= STATED TASK =
Leave out the pictures and copy each record below exactly.

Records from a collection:
——

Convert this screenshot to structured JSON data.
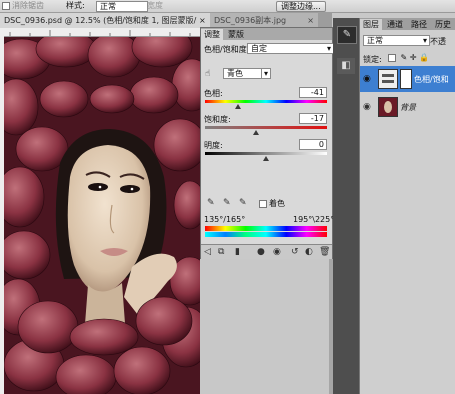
{
  "options_bar": {
    "anti_alias_label": "消除锯齿",
    "style_label": "样式:",
    "style_value": "正常",
    "width_label": "宽度",
    "refine_edge_label": "调整边缘..."
  },
  "doc_tabs": [
    {
      "title": "DSC_0936.psd @ 12.5% (色相/饱和度 1, 图层蒙版/8) *",
      "close": "×"
    },
    {
      "title": "DSC_0936副本.jpg",
      "close": "×"
    }
  ],
  "adjustments": {
    "tabs": [
      "调整",
      "蒙版"
    ],
    "panel_title": "色相/饱和度",
    "preset_value": "自定",
    "channel_value": "青色",
    "hue_label": "色相:",
    "hue_value": "-41",
    "saturation_label": "饱和度:",
    "saturation_value": "-17",
    "lightness_label": "明度:",
    "lightness_value": "0",
    "colorize_label": "着色",
    "range_left": "135°/165°",
    "range_right": "195°\\225°",
    "slider_fractions": {
      "hue": 0.27,
      "saturation": 0.42,
      "lightness": 0.5
    }
  },
  "layers_panel": {
    "tabs": [
      "图层",
      "通道",
      "路径",
      "历史"
    ],
    "blend_mode": "正常",
    "opacity_label": "不透",
    "lock_label": "锁定:",
    "layers": [
      {
        "name": "色相/饱和",
        "selected": true
      },
      {
        "name": "背景",
        "selected": false
      }
    ]
  },
  "colors": {
    "selected_layer": "#3d7fd1",
    "panel_bg": "#d9d9d9"
  }
}
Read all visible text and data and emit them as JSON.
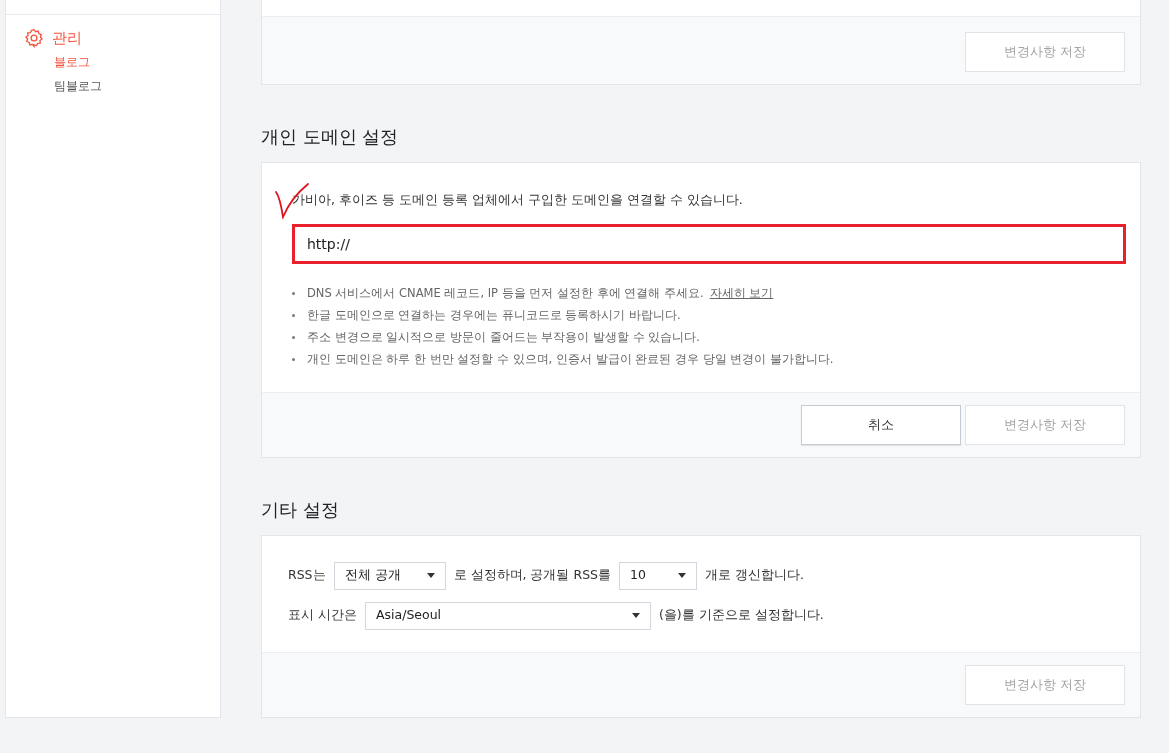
{
  "sidebar": {
    "section": {
      "label": "관리",
      "items": [
        {
          "label": "블로그",
          "selected": true
        },
        {
          "label": "팀블로그",
          "selected": false
        }
      ]
    }
  },
  "top_card": {
    "buttons": [
      {
        "label": "변경사항 저장",
        "disabled": true
      }
    ]
  },
  "domain_section": {
    "title": "개인 도메인 설정",
    "description": "가비아, 후이즈 등 도메인 등록 업체에서 구입한 도메인을 연결할 수 있습니다.",
    "input": {
      "value": "http://"
    },
    "notes": [
      {
        "text": "DNS 서비스에서 CNAME 레코드, IP 등을 먼저 설정한 후에 연결해 주세요.",
        "link": "자세히 보기"
      },
      {
        "text": "한글 도메인으로 연결하는 경우에는 퓨니코드로 등록하시기 바랍니다."
      },
      {
        "text": "주소 변경으로 일시적으로 방문이 줄어드는 부작용이 발생할 수 있습니다."
      },
      {
        "text": "개인 도메인은 하루 한 번만 설정할 수 있으며, 인증서 발급이 완료된 경우 당일 변경이 불가합니다."
      }
    ],
    "buttons": [
      {
        "label": "취소",
        "disabled": false
      },
      {
        "label": "변경사항 저장",
        "disabled": true
      }
    ]
  },
  "other_section": {
    "title": "기타 설정",
    "settings": [
      {
        "parts": [
          {
            "kind": "text",
            "text": "RSS는"
          },
          {
            "kind": "select",
            "value": "전체 공개"
          },
          {
            "kind": "text",
            "text": "로 설정하며, 공개될 RSS를"
          },
          {
            "kind": "select",
            "value": "10"
          },
          {
            "kind": "text",
            "text": "개로 갱신합니다."
          }
        ]
      },
      {
        "parts": [
          {
            "kind": "text",
            "text": "표시 시간은"
          },
          {
            "kind": "select",
            "value": "Asia/Seoul"
          },
          {
            "kind": "text",
            "text": "(을)를 기준으로 설정합니다."
          }
        ]
      }
    ],
    "buttons": [
      {
        "label": "변경사항 저장",
        "disabled": true
      }
    ]
  },
  "annotations": {
    "check_mark": true,
    "highlight_input": true
  }
}
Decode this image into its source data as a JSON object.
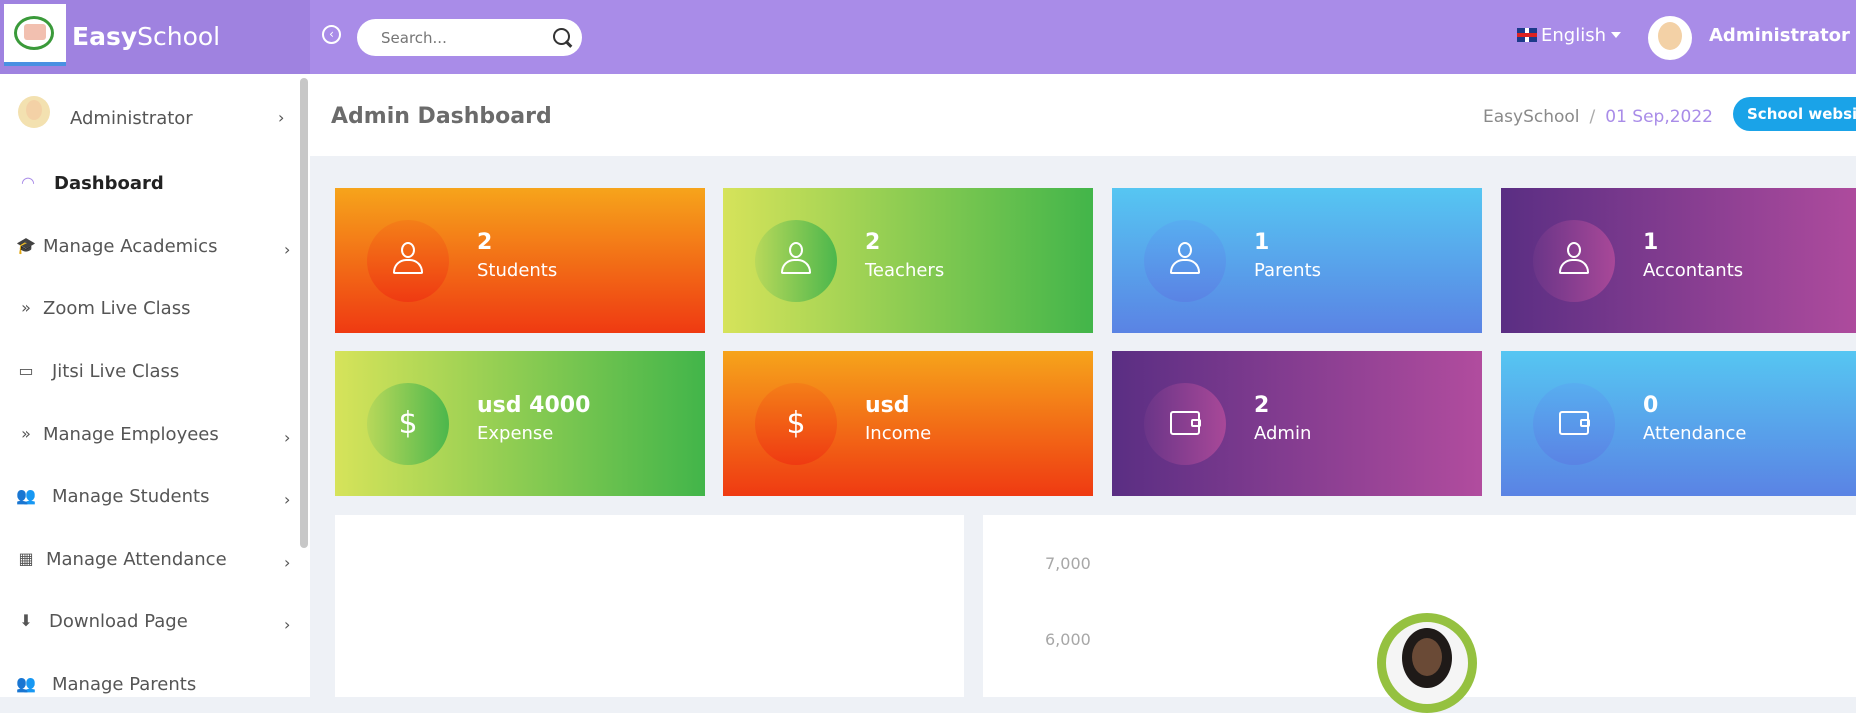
{
  "app": {
    "brand_bold": "Easy",
    "brand_rest": "School",
    "search_placeholder": "Search...",
    "language": "English",
    "user_name": "Administrator"
  },
  "sidebar": {
    "items": [
      {
        "label": "Administrator",
        "icon": "user-avatar-icon",
        "has_chevron": true
      },
      {
        "label": "Dashboard",
        "icon": "speedometer-icon",
        "has_chevron": false
      },
      {
        "label": "Manage Academics",
        "icon": "graduation-cap-icon",
        "has_chevron": true
      },
      {
        "label": "Zoom Live Class",
        "icon": "double-chevron-right-icon",
        "has_chevron": false
      },
      {
        "label": "Jitsi Live Class",
        "icon": "laptop-icon",
        "has_chevron": false
      },
      {
        "label": "Manage Employees",
        "icon": "double-chevron-right-icon",
        "has_chevron": true
      },
      {
        "label": "Manage Students",
        "icon": "users-icon",
        "has_chevron": true
      },
      {
        "label": "Manage Attendance",
        "icon": "building-icon",
        "has_chevron": true
      },
      {
        "label": "Download Page",
        "icon": "download-icon",
        "has_chevron": true
      },
      {
        "label": "Manage Parents",
        "icon": "users-icon",
        "has_chevron": false
      }
    ]
  },
  "header": {
    "title": "Admin Dashboard",
    "breadcrumb_home": "EasySchool",
    "breadcrumb_sep": "/",
    "date": "01 Sep,2022",
    "website_button": "School website"
  },
  "cards": [
    {
      "value": "2",
      "label": "Students",
      "icon": "user-icon",
      "theme": "orange"
    },
    {
      "value": "2",
      "label": "Teachers",
      "icon": "user-icon",
      "theme": "green"
    },
    {
      "value": "1",
      "label": "Parents",
      "icon": "user-icon",
      "theme": "blue"
    },
    {
      "value": "1",
      "label": "Accontants",
      "icon": "user-icon",
      "theme": "purple"
    },
    {
      "value": "usd 4000",
      "label": "Expense",
      "icon": "dollar-icon",
      "theme": "green"
    },
    {
      "value": "usd",
      "label": "Income",
      "icon": "dollar-icon",
      "theme": "orange"
    },
    {
      "value": "2",
      "label": "Admin",
      "icon": "wallet-icon",
      "theme": "purple"
    },
    {
      "value": "0",
      "label": "Attendance",
      "icon": "wallet-icon",
      "theme": "blue"
    }
  ],
  "chart": {
    "y_ticks": [
      "7,000",
      "6,000"
    ]
  },
  "colors": {
    "topbar": "#a98ce8",
    "accent_blue": "#1aa3e8"
  }
}
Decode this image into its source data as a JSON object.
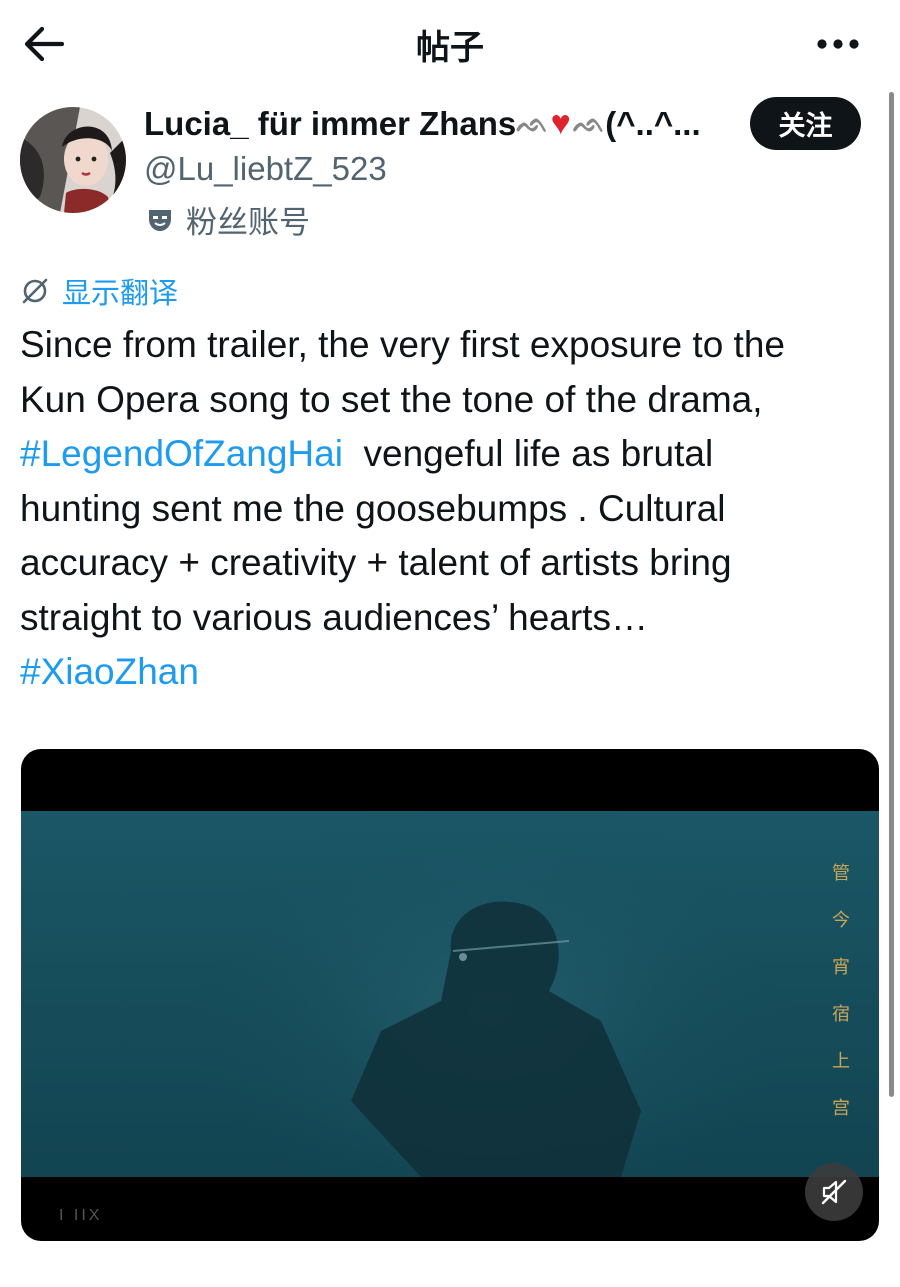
{
  "header": {
    "title": "帖子"
  },
  "author": {
    "name_prefix": "Lucia_ für immer Zhans",
    "name_suffix": "(^..^...",
    "handle": "@Lu_liebtZ_523",
    "badge_label": "粉丝账号",
    "follow_label": "关注"
  },
  "translate_label": "显示翻译",
  "post": {
    "line1": "Since from trailer, the very first exposure to the",
    "line2": "Kun Opera song to set the tone of the drama,",
    "hashtag1": "#LegendOfZangHai",
    "line3_rest": "  vengeful life as brutal",
    "line4": "hunting sent me the goosebumps . Cultural",
    "line5": "accuracy + creativity + talent of artists bring",
    "line6": "straight to various audiences’ hearts…",
    "hashtag2": "#XiaoZhan"
  },
  "video": {
    "vertical_text": [
      "管",
      "今",
      "宵",
      "宿",
      "上",
      "宫"
    ],
    "watermark": "I IIX"
  },
  "colors": {
    "link": "#1d9bf0",
    "follow_bg": "#0f1419",
    "heart": "#e0242f",
    "video_scene": "#1a5767"
  },
  "icons": [
    "back-arrow-icon",
    "more-options-icon",
    "fan-account-mask-icon",
    "translate-icon",
    "heart-emoji-icon",
    "muted-speaker-icon"
  ]
}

——

= RESPONSE FOR THIS EXERCISE =
Convert this screenshot to structured JSON data.
{
  "options_bar": {
    "anti_alias_label": "消除锯齿",
    "style_label": "样式:",
    "style_value": "正常",
    "width_label": "宽度",
    "refine_edge_label": "调整边缘..."
  },
  "doc_tabs": [
    {
      "title": "DSC_0936.psd @ 12.5% (色相/饱和度 1, 图层蒙版/8) *",
      "close": "×"
    },
    {
      "title": "DSC_0936副本.jpg",
      "close": "×"
    }
  ],
  "adjustments": {
    "tabs": [
      "调整",
      "蒙版"
    ],
    "panel_title": "色相/饱和度",
    "preset_value": "自定",
    "channel_value": "青色",
    "hue_label": "色相:",
    "hue_value": "-41",
    "saturation_label": "饱和度:",
    "saturation_value": "-17",
    "lightness_label": "明度:",
    "lightness_value": "0",
    "colorize_label": "着色",
    "range_left": "135°/165°",
    "range_right": "195°\\225°",
    "slider_fractions": {
      "hue": 0.27,
      "saturation": 0.42,
      "lightness": 0.5
    }
  },
  "layers_panel": {
    "tabs": [
      "图层",
      "通道",
      "路径",
      "历史"
    ],
    "blend_mode": "正常",
    "opacity_label": "不透",
    "lock_label": "锁定:",
    "layers": [
      {
        "name": "色相/饱和",
        "selected": true
      },
      {
        "name": "背景",
        "selected": false
      }
    ]
  },
  "colors": {
    "selected_layer": "#3d7fd1",
    "panel_bg": "#d9d9d9"
  }
}
Read all visible text and data and emit them as JSON.
{
  "sidebar": {
    "section": {
      "label": "관리",
      "items": [
        {
          "label": "블로그",
          "selected": true
        },
        {
          "label": "팀블로그",
          "selected": false
        }
      ]
    }
  },
  "top_card": {
    "buttons": [
      {
        "label": "변경사항 저장",
        "disabled": true
      }
    ]
  },
  "domain_section": {
    "title": "개인 도메인 설정",
    "description": "가비아, 후이즈 등 도메인 등록 업체에서 구입한 도메인을 연결할 수 있습니다.",
    "input": {
      "value": "http://"
    },
    "notes": [
      {
        "text": "DNS 서비스에서 CNAME 레코드, IP 등을 먼저 설정한 후에 연결해 주세요.",
        "link": "자세히 보기"
      },
      {
        "text": "한글 도메인으로 연결하는 경우에는 퓨니코드로 등록하시기 바랍니다."
      },
      {
        "text": "주소 변경으로 일시적으로 방문이 줄어드는 부작용이 발생할 수 있습니다."
      },
      {
        "text": "개인 도메인은 하루 한 번만 설정할 수 있으며, 인증서 발급이 완료된 경우 당일 변경이 불가합니다."
      }
    ],
    "buttons": [
      {
        "label": "취소",
        "disabled": false
      },
      {
        "label": "변경사항 저장",
        "disabled": true
      }
    ]
  },
  "other_section": {
    "title": "기타 설정",
    "settings": [
      {
        "parts": [
          {
            "kind": "text",
            "text": "RSS는"
          },
          {
            "kind": "select",
            "value": "전체 공개"
          },
          {
            "kind": "text",
            "text": "로 설정하며, 공개될 RSS를"
          },
          {
            "kind": "select",
            "value": "10"
          },
          {
            "kind": "text",
            "text": "개로 갱신합니다."
          }
        ]
      },
      {
        "parts": [
          {
            "kind": "text",
            "text": "표시 시간은"
          },
          {
            "kind": "select",
            "value": "Asia/Seoul"
          },
          {
            "kind": "text",
            "text": "(을)를 기준으로 설정합니다."
          }
        ]
      }
    ],
    "buttons": [
      {
        "label": "변경사항 저장",
        "disabled": true
      }
    ]
  },
  "annotations": {
    "check_mark": true,
    "highlight_input": true
  }
}
Decode this image into its source data as a JSON object.
{
  "app": {
    "brand_bold": "Easy",
    "brand_rest": "School",
    "search_placeholder": "Search...",
    "language": "English",
    "user_name": "Administrator"
  },
  "sidebar": {
    "items": [
      {
        "label": "Administrator",
        "icon": "user-avatar-icon",
        "has_chevron": true
      },
      {
        "label": "Dashboard",
        "icon": "speedometer-icon",
        "has_chevron": false
      },
      {
        "label": "Manage Academics",
        "icon": "graduation-cap-icon",
        "has_chevron": true
      },
      {
        "label": "Zoom Live Class",
        "icon": "double-chevron-right-icon",
        "has_chevron": false
      },
      {
        "label": "Jitsi Live Class",
        "icon": "laptop-icon",
        "has_chevron": false
      },
      {
        "label": "Manage Employees",
        "icon": "double-chevron-right-icon",
        "has_chevron": true
      },
      {
        "label": "Manage Students",
        "icon": "users-icon",
        "has_chevron": true
      },
      {
        "label": "Manage Attendance",
        "icon": "building-icon",
        "has_chevron": true
      },
      {
        "label": "Download Page",
        "icon": "download-icon",
        "has_chevron": true
      },
      {
        "label": "Manage Parents",
        "icon": "users-icon",
        "has_chevron": false
      }
    ]
  },
  "header": {
    "title": "Admin Dashboard",
    "breadcrumb_home": "EasySchool",
    "breadcrumb_sep": "/",
    "date": "01 Sep,2022",
    "website_button": "School website"
  },
  "cards": [
    {
      "value": "2",
      "label": "Students",
      "icon": "user-icon",
      "theme": "orange"
    },
    {
      "value": "2",
      "label": "Teachers",
      "icon": "user-icon",
      "theme": "green"
    },
    {
      "value": "1",
      "label": "Parents",
      "icon": "user-icon",
      "theme": "blue"
    },
    {
      "value": "1",
      "label": "Accontants",
      "icon": "user-icon",
      "theme": "purple"
    },
    {
      "value": "usd 4000",
      "label": "Expense",
      "icon": "dollar-icon",
      "theme": "green"
    },
    {
      "value": "usd",
      "label": "Income",
      "icon": "dollar-icon",
      "theme": "orange"
    },
    {
      "value": "2",
      "label": "Admin",
      "icon": "wallet-icon",
      "theme": "purple"
    },
    {
      "value": "0",
      "label": "Attendance",
      "icon": "wallet-icon",
      "theme": "blue"
    }
  ],
  "chart": {
    "y_ticks": [
      "7,000",
      "6,000"
    ]
  },
  "colors": {
    "topbar": "#a98ce8",
    "accent_blue": "#1aa3e8"
  }
}
Decode this image into its source data as a JSON object.
{
  "header": {
    "title": "帖子"
  },
  "author": {
    "name_prefix": "Lucia_ für immer Zhans",
    "name_suffix": "(^..^...",
    "handle": "@Lu_liebtZ_523",
    "badge_label": "粉丝账号",
    "follow_label": "关注"
  },
  "translate_label": "显示翻译",
  "post": {
    "line1": "Since from trailer, the very first exposure to the",
    "line2": "Kun Opera song to set the tone of the drama,",
    "hashtag1": "#LegendOfZangHai",
    "line3_rest": "  vengeful life as brutal",
    "line4": "hunting sent me the goosebumps . Cultural",
    "line5": "accuracy + creativity + talent of artists bring",
    "line6": "straight to various audiences’ hearts…",
    "hashtag2": "#XiaoZhan"
  },
  "video": {
    "vertical_text": [
      "管",
      "今",
      "宵",
      "宿",
      "上",
      "宫"
    ],
    "watermark": "I IIX"
  },
  "colors": {
    "link": "#1d9bf0",
    "follow_bg": "#0f1419",
    "heart": "#e0242f",
    "video_scene": "#1a5767"
  },
  "icons": [
    "back-arrow-icon",
    "more-options-icon",
    "fan-account-mask-icon",
    "translate-icon",
    "heart-emoji-icon",
    "muted-speaker-icon"
  ]
}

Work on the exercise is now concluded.